** Required work **
Render the listing as a JSON list of strings, one for each line, leaving out blank lines, starting with the line that contains "expand-icon[interactable]: ⌄ — [106, 266, 118, 278]" and going on through the line that contains "zoom-select[interactable]: 100% ▼".

** Information shown **
************
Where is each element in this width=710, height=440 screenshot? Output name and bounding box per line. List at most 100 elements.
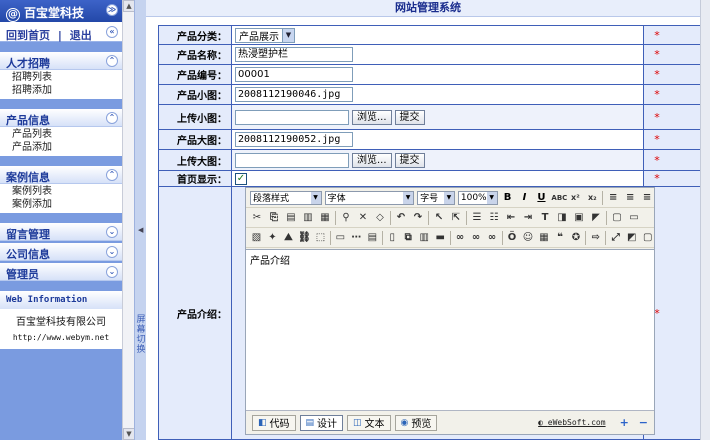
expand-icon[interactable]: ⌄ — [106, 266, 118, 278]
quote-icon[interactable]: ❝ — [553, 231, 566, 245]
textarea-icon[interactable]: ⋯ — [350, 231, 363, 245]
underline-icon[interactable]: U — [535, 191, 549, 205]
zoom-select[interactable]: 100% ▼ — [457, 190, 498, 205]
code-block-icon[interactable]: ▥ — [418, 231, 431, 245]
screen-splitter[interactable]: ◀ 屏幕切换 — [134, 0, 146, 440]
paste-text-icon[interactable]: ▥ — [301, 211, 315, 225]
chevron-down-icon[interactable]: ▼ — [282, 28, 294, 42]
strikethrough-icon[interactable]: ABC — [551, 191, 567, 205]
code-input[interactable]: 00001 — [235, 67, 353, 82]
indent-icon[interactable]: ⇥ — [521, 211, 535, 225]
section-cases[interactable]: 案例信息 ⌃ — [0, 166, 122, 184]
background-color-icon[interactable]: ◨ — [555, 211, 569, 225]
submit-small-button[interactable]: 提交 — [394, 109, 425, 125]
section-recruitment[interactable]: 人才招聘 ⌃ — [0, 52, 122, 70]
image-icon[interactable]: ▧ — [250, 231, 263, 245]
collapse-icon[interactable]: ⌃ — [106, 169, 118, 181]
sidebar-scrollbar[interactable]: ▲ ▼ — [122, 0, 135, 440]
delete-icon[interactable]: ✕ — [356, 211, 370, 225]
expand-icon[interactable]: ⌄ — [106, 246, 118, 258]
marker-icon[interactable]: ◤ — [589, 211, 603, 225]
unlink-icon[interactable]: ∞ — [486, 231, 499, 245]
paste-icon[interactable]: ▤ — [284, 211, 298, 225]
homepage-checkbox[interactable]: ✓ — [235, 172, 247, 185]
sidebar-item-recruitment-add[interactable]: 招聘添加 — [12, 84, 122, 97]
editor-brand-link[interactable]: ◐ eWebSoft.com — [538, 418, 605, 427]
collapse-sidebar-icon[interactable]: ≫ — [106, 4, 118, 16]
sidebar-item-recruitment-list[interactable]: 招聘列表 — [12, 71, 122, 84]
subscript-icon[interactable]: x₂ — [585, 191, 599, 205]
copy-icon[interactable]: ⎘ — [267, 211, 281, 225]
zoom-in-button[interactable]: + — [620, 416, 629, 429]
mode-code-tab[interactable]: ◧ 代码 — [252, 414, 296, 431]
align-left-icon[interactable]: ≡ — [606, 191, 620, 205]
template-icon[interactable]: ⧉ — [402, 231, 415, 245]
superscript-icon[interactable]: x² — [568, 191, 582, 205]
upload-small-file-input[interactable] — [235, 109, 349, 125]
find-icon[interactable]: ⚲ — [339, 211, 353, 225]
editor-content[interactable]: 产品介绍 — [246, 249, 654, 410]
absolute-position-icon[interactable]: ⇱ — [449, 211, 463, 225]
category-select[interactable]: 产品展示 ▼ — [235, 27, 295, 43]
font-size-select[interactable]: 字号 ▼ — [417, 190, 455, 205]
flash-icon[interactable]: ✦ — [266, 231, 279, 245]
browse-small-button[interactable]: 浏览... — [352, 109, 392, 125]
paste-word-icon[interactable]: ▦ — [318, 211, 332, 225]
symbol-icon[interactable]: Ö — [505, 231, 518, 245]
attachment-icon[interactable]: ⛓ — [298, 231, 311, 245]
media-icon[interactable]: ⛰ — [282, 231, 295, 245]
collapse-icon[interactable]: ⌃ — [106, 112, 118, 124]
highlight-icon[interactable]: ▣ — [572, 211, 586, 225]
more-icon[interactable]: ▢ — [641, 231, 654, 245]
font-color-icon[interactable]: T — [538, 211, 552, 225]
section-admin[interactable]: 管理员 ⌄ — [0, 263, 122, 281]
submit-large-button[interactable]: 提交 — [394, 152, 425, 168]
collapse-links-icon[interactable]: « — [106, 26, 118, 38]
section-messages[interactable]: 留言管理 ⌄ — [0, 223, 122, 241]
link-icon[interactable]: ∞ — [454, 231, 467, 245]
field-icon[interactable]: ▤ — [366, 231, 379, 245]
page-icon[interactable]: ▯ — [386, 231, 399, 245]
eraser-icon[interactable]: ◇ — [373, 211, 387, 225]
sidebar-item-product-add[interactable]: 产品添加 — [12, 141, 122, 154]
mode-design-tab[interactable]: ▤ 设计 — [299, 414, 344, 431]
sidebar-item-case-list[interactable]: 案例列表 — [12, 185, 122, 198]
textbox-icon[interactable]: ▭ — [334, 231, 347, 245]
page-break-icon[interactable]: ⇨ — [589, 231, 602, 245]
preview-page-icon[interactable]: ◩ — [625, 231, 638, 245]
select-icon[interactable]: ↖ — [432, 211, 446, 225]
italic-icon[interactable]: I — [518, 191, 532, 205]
************
** Full response **
[
  "expand-icon[interactable]: ⌄ — [106, 266, 118, 278]",
  "quote-icon[interactable]: ❝ — [553, 231, 566, 245]",
  "textarea-icon[interactable]: ⋯ — [350, 231, 363, 245]",
  "underline-icon[interactable]: U — [535, 191, 549, 205]",
  "zoom-select[interactable]: 100% ▼ — [457, 190, 498, 205]"
]